§ Task description:
Each entry below must be repeated word for word.

-- -- --

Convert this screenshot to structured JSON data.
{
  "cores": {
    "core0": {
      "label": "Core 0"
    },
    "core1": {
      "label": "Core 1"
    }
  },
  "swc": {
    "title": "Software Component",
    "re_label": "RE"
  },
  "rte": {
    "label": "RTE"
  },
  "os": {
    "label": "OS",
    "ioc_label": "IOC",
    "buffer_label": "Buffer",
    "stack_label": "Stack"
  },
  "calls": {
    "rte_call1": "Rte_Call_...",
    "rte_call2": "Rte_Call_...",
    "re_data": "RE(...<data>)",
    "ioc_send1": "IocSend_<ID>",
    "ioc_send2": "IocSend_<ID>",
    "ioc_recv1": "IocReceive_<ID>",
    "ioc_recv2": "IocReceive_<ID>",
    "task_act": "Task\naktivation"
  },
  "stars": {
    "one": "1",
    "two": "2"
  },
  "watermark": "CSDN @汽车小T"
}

-- -- --

§ Problem solution:
Convert this screenshot to structured JSON data.
{
  "cores": {
    "core0": {
      "label": "Core 0"
    },
    "core1": {
      "label": "Core 1"
    }
  },
  "swc": {
    "title": "Software Component",
    "re_label": "RE"
  },
  "rte": {
    "label": "RTE"
  },
  "os": {
    "label": "OS",
    "ioc_label": "IOC",
    "buffer_label": "Buffer",
    "stack_label": "Stack"
  },
  "calls": {
    "rte_call1": "Rte_Call_...",
    "rte_call2": "Rte_Call_...",
    "re_data": "RE(...<data>)",
    "ioc_send1": "IocSend_<ID>",
    "ioc_send2": "IocSend_<ID>",
    "ioc_recv1": "IocReceive_<ID>",
    "ioc_recv2": "IocReceive_<ID>",
    "task_act": "Task\naktivation"
  },
  "stars": {
    "one": "1",
    "two": "2"
  },
  "watermark": "CSDN @汽车小T"
}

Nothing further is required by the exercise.